Written request: Locate the string "screenshot" throughout the material and copy every line in which it occurs.

Records shown:
::::::

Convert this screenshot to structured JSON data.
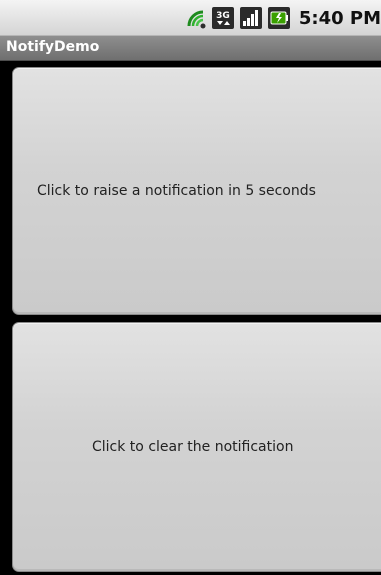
{
  "status_bar": {
    "time": "5:40 PM",
    "icons": [
      "sync-icon",
      "3g-icon",
      "signal-icon",
      "battery-icon"
    ]
  },
  "app": {
    "title": "NotifyDemo"
  },
  "buttons": {
    "raise_label": "Click to raise a notification in 5 seconds",
    "clear_label": "Click to clear the notification"
  },
  "colors": {
    "status_bar_bg": "#e0e0e0",
    "title_bar_bg": "#7d7d7d",
    "button_bg": "#d3d3d3",
    "battery_green": "#3aa000"
  }
}
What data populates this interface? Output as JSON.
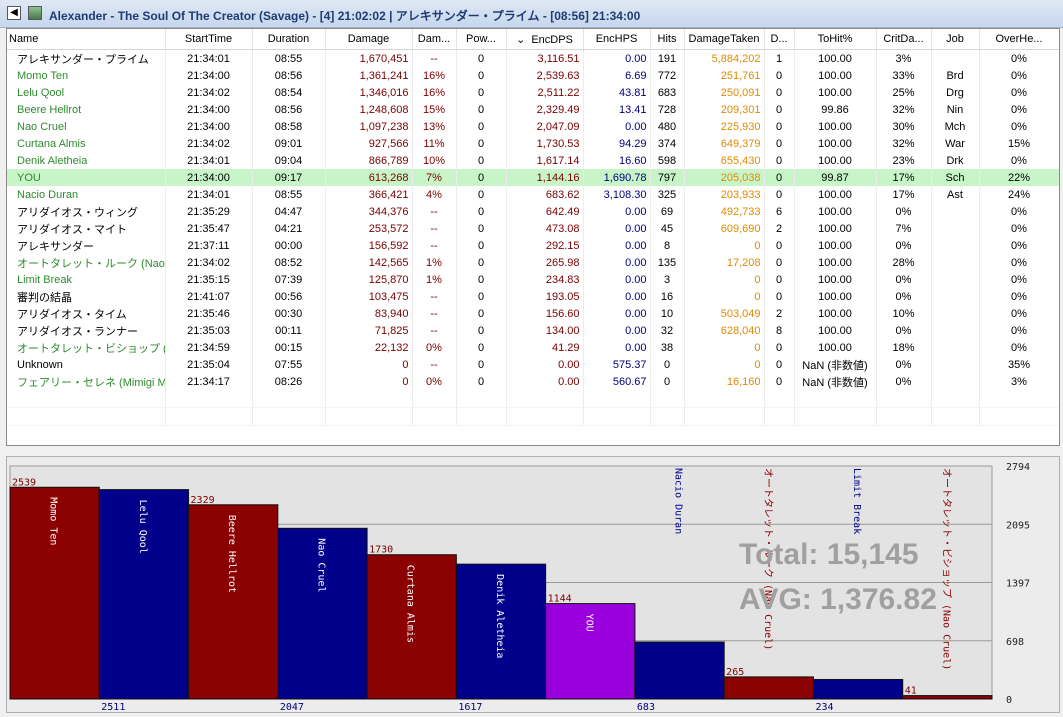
{
  "window": {
    "title": "Alexander - The Soul Of The Creator (Savage) - [4] 21:02:02 | アレキサンダー・プライム - [08:56] 21:34:00"
  },
  "table": {
    "columns": [
      {
        "key": "name",
        "label": "Name"
      },
      {
        "key": "start",
        "label": "StartTime"
      },
      {
        "key": "dur",
        "label": "Duration"
      },
      {
        "key": "dmg",
        "label": "Damage"
      },
      {
        "key": "dmgp",
        "label": "Dam..."
      },
      {
        "key": "pow",
        "label": "Pow..."
      },
      {
        "key": "encdps",
        "label": "EncDPS",
        "sort": "⌄"
      },
      {
        "key": "enchps",
        "label": "EncHPS"
      },
      {
        "key": "hits",
        "label": "Hits"
      },
      {
        "key": "taken",
        "label": "DamageTaken"
      },
      {
        "key": "d",
        "label": "D..."
      },
      {
        "key": "tohit",
        "label": "ToHit%"
      },
      {
        "key": "crit",
        "label": "CritDa..."
      },
      {
        "key": "job",
        "label": "Job"
      },
      {
        "key": "over",
        "label": "OverHe..."
      }
    ],
    "rows": [
      {
        "name": "アレキサンダー・プライム",
        "start": "21:34:01",
        "dur": "08:55",
        "dmg": "1,670,451",
        "dmgp": "--",
        "pow": "0",
        "encdps": "3,116.51",
        "enchps": "0.00",
        "hits": "191",
        "taken": "5,884,202",
        "d": "1",
        "tohit": "100.00",
        "crit": "3%",
        "job": "",
        "over": "0%",
        "color": "black"
      },
      {
        "name": "Momo Ten",
        "start": "21:34:00",
        "dur": "08:56",
        "dmg": "1,361,241",
        "dmgp": "16%",
        "pow": "0",
        "encdps": "2,539.63",
        "enchps": "6.69",
        "hits": "772",
        "taken": "251,761",
        "d": "0",
        "tohit": "100.00",
        "crit": "33%",
        "job": "Brd",
        "over": "0%",
        "color": "green"
      },
      {
        "name": "Lelu Qool",
        "start": "21:34:02",
        "dur": "08:54",
        "dmg": "1,346,016",
        "dmgp": "16%",
        "pow": "0",
        "encdps": "2,511.22",
        "enchps": "43.81",
        "hits": "683",
        "taken": "250,091",
        "d": "0",
        "tohit": "100.00",
        "crit": "25%",
        "job": "Drg",
        "over": "0%",
        "color": "green"
      },
      {
        "name": "Beere Hellrot",
        "start": "21:34:00",
        "dur": "08:56",
        "dmg": "1,248,608",
        "dmgp": "15%",
        "pow": "0",
        "encdps": "2,329.49",
        "enchps": "13.41",
        "hits": "728",
        "taken": "209,301",
        "d": "0",
        "tohit": "99.86",
        "crit": "32%",
        "job": "Nin",
        "over": "0%",
        "color": "green"
      },
      {
        "name": "Nao Cruel",
        "start": "21:34:00",
        "dur": "08:58",
        "dmg": "1,097,238",
        "dmgp": "13%",
        "pow": "0",
        "encdps": "2,047.09",
        "enchps": "0.00",
        "hits": "480",
        "taken": "225,930",
        "d": "0",
        "tohit": "100.00",
        "crit": "30%",
        "job": "Mch",
        "over": "0%",
        "color": "green"
      },
      {
        "name": "Curtana Almis",
        "start": "21:34:02",
        "dur": "09:01",
        "dmg": "927,566",
        "dmgp": "11%",
        "pow": "0",
        "encdps": "1,730.53",
        "enchps": "94.29",
        "hits": "374",
        "taken": "649,379",
        "d": "0",
        "tohit": "100.00",
        "crit": "32%",
        "job": "War",
        "over": "15%",
        "color": "green"
      },
      {
        "name": "Denik Aletheia",
        "start": "21:34:01",
        "dur": "09:04",
        "dmg": "866,789",
        "dmgp": "10%",
        "pow": "0",
        "encdps": "1,617.14",
        "enchps": "16.60",
        "hits": "598",
        "taken": "655,430",
        "d": "0",
        "tohit": "100.00",
        "crit": "23%",
        "job": "Drk",
        "over": "0%",
        "color": "green"
      },
      {
        "name": "YOU",
        "start": "21:34:00",
        "dur": "09:17",
        "dmg": "613,268",
        "dmgp": "7%",
        "pow": "0",
        "encdps": "1,144.16",
        "enchps": "1,690.78",
        "hits": "797",
        "taken": "205,038",
        "d": "0",
        "tohit": "99.87",
        "crit": "17%",
        "job": "Sch",
        "over": "22%",
        "color": "green",
        "you": true
      },
      {
        "name": "Nacio Duran",
        "start": "21:34:01",
        "dur": "08:55",
        "dmg": "366,421",
        "dmgp": "4%",
        "pow": "0",
        "encdps": "683.62",
        "enchps": "3,108.30",
        "hits": "325",
        "taken": "203,933",
        "d": "0",
        "tohit": "100.00",
        "crit": "17%",
        "job": "Ast",
        "over": "24%",
        "color": "green"
      },
      {
        "name": "アリダイオス・ウィング",
        "start": "21:35:29",
        "dur": "04:47",
        "dmg": "344,376",
        "dmgp": "--",
        "pow": "0",
        "encdps": "642.49",
        "enchps": "0.00",
        "hits": "69",
        "taken": "492,733",
        "d": "6",
        "tohit": "100.00",
        "crit": "0%",
        "job": "",
        "over": "0%",
        "color": "black"
      },
      {
        "name": "アリダイオス・マイト",
        "start": "21:35:47",
        "dur": "04:21",
        "dmg": "253,572",
        "dmgp": "--",
        "pow": "0",
        "encdps": "473.08",
        "enchps": "0.00",
        "hits": "45",
        "taken": "609,690",
        "d": "2",
        "tohit": "100.00",
        "crit": "7%",
        "job": "",
        "over": "0%",
        "color": "black"
      },
      {
        "name": "アレキサンダー",
        "start": "21:37:11",
        "dur": "00:00",
        "dmg": "156,592",
        "dmgp": "--",
        "pow": "0",
        "encdps": "292.15",
        "enchps": "0.00",
        "hits": "8",
        "taken": "0",
        "d": "0",
        "tohit": "100.00",
        "crit": "0%",
        "job": "",
        "over": "0%",
        "color": "black"
      },
      {
        "name": "オートタレット・ルーク (Nao Cr...",
        "start": "21:34:02",
        "dur": "08:52",
        "dmg": "142,565",
        "dmgp": "1%",
        "pow": "0",
        "encdps": "265.98",
        "enchps": "0.00",
        "hits": "135",
        "taken": "17,208",
        "d": "0",
        "tohit": "100.00",
        "crit": "28%",
        "job": "",
        "over": "0%",
        "color": "green"
      },
      {
        "name": "Limit Break",
        "start": "21:35:15",
        "dur": "07:39",
        "dmg": "125,870",
        "dmgp": "1%",
        "pow": "0",
        "encdps": "234.83",
        "enchps": "0.00",
        "hits": "3",
        "taken": "0",
        "d": "0",
        "tohit": "100.00",
        "crit": "0%",
        "job": "",
        "over": "0%",
        "color": "green"
      },
      {
        "name": "審判の結晶",
        "start": "21:41:07",
        "dur": "00:56",
        "dmg": "103,475",
        "dmgp": "--",
        "pow": "0",
        "encdps": "193.05",
        "enchps": "0.00",
        "hits": "16",
        "taken": "0",
        "d": "0",
        "tohit": "100.00",
        "crit": "0%",
        "job": "",
        "over": "0%",
        "color": "black"
      },
      {
        "name": "アリダイオス・タイム",
        "start": "21:35:46",
        "dur": "00:30",
        "dmg": "83,940",
        "dmgp": "--",
        "pow": "0",
        "encdps": "156.60",
        "enchps": "0.00",
        "hits": "10",
        "taken": "503,049",
        "d": "2",
        "tohit": "100.00",
        "crit": "10%",
        "job": "",
        "over": "0%",
        "color": "black"
      },
      {
        "name": "アリダイオス・ランナー",
        "start": "21:35:03",
        "dur": "00:11",
        "dmg": "71,825",
        "dmgp": "--",
        "pow": "0",
        "encdps": "134.00",
        "enchps": "0.00",
        "hits": "32",
        "taken": "628,040",
        "d": "8",
        "tohit": "100.00",
        "crit": "0%",
        "job": "",
        "over": "0%",
        "color": "black"
      },
      {
        "name": "オートタレット・ビショップ (Nao ...",
        "start": "21:34:59",
        "dur": "00:15",
        "dmg": "22,132",
        "dmgp": "0%",
        "pow": "0",
        "encdps": "41.29",
        "enchps": "0.00",
        "hits": "38",
        "taken": "0",
        "d": "0",
        "tohit": "100.00",
        "crit": "18%",
        "job": "",
        "over": "0%",
        "color": "green"
      },
      {
        "name": "Unknown",
        "start": "21:35:04",
        "dur": "07:55",
        "dmg": "0",
        "dmgp": "--",
        "pow": "0",
        "encdps": "0.00",
        "enchps": "575.37",
        "hits": "0",
        "taken": "0",
        "d": "0",
        "tohit": "NaN (非数値)",
        "crit": "0%",
        "job": "",
        "over": "35%",
        "color": "black"
      },
      {
        "name": "フェアリー・セレネ (Mimigi Migi)",
        "start": "21:34:17",
        "dur": "08:26",
        "dmg": "0",
        "dmgp": "0%",
        "pow": "0",
        "encdps": "0.00",
        "enchps": "560.67",
        "hits": "0",
        "taken": "16,160",
        "d": "0",
        "tohit": "NaN (非数値)",
        "crit": "0%",
        "job": "",
        "over": "3%",
        "color": "green"
      }
    ]
  },
  "colors": {
    "green_text": "#2e8b2e",
    "damage_text": "#7a0000",
    "enchps_text": "#00007a",
    "taken_text": "#e08a00",
    "you_row": "#c8f5c8",
    "bar_red": "#8b0000",
    "bar_blue": "#00008b",
    "bar_purple": "#9a00dd",
    "overlay_text": "#a0a0a0"
  },
  "chart_data": {
    "type": "bar",
    "categories": [
      "Momo Ten",
      "Lelu Qool",
      "Beere Hellrot",
      "Nao Cruel",
      "Curtana Almis",
      "Denik Aletheia",
      "YOU",
      "Nacio Duran",
      "オートタレット・ルーク (Nao Cruel)",
      "Limit Break",
      "オートタレット・ビショップ (Nao Cruel)"
    ],
    "values": [
      2539,
      2511,
      2329,
      2047,
      1730,
      1617,
      1144,
      683,
      265,
      234,
      41
    ],
    "value_labels": [
      "2539",
      "2511",
      "2329",
      "2047",
      "1730",
      "1617",
      "1144",
      "683",
      "265",
      "234",
      "41"
    ],
    "colors": [
      "#8b0000",
      "#00008b",
      "#8b0000",
      "#00008b",
      "#8b0000",
      "#00008b",
      "#9a00dd",
      "#00008b",
      "#8b0000",
      "#00008b",
      "#8b0000"
    ],
    "ylim": [
      0,
      2794
    ],
    "yticks": [
      0,
      698,
      1397,
      2095,
      2794
    ],
    "total_text": "Total: 15,145",
    "avg_text": "AVG: 1,376.82"
  }
}
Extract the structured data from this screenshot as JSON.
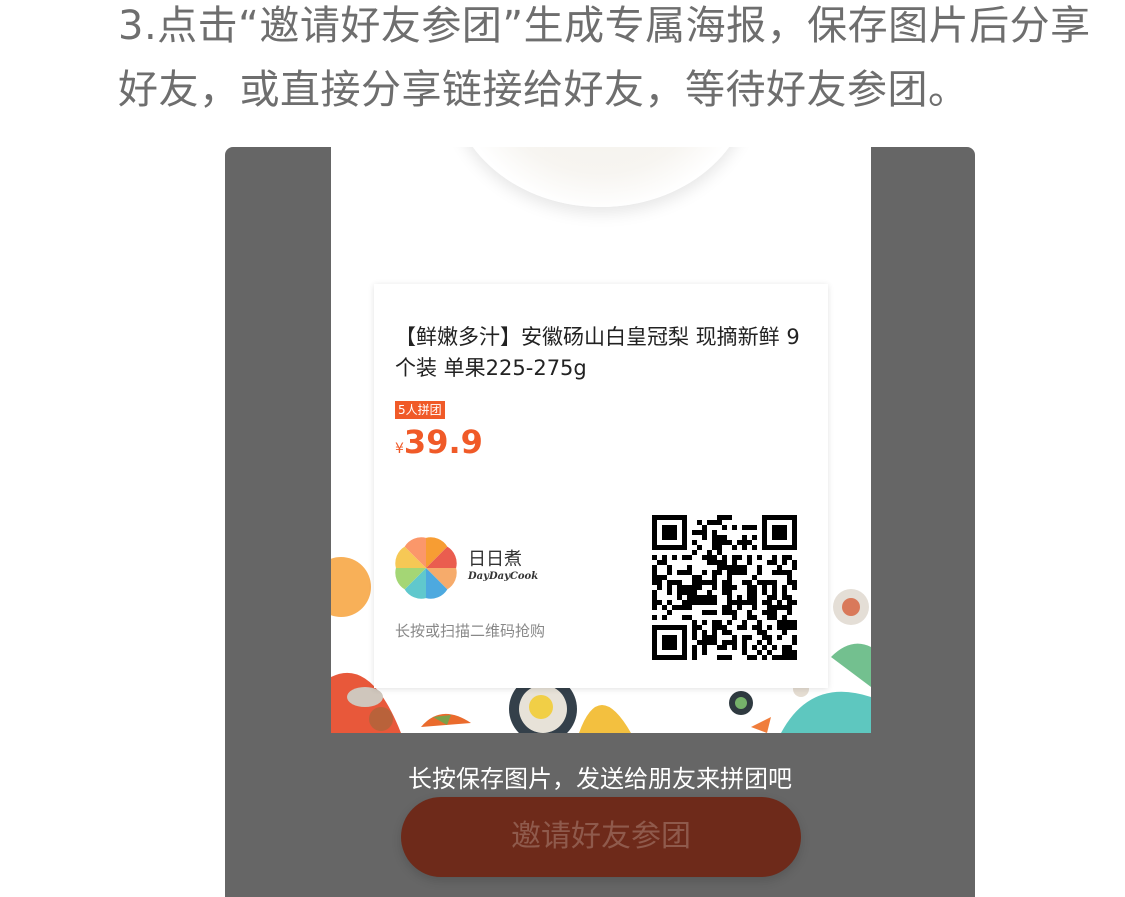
{
  "instruction": "3.点击“邀请好友参团”生成专属海报，保存图片后分享好友，或直接分享链接给好友，等待好友参团。",
  "poster": {
    "product_title": "【鲜嫩多汁】安徽砀山白皇冠梨 现摘新鲜 9个装 单果225-275g",
    "group_tag": "5人拼团",
    "currency": "¥",
    "price": "39.9",
    "brand_name": "日日煮",
    "brand_sub": "DayDayCook",
    "scan_hint": "长按或扫描二维码抢购",
    "qr_icon": "qr-code-icon",
    "brand_colors": [
      "#f7931e",
      "#e84c3d",
      "#4fc3c8",
      "#9bd267",
      "#3aa0dc",
      "#f6c343"
    ]
  },
  "save_tip": "长按保存图片，发送给朋友来拼团吧",
  "invite_button": "邀请好友参团",
  "colors": {
    "accent": "#f05a28",
    "overlay": "#666666",
    "button": "#6e2a1a"
  }
}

::::::

Written solution:
Convert this screenshot to structured JSON data.
Extract the structured data from this screenshot as JSON.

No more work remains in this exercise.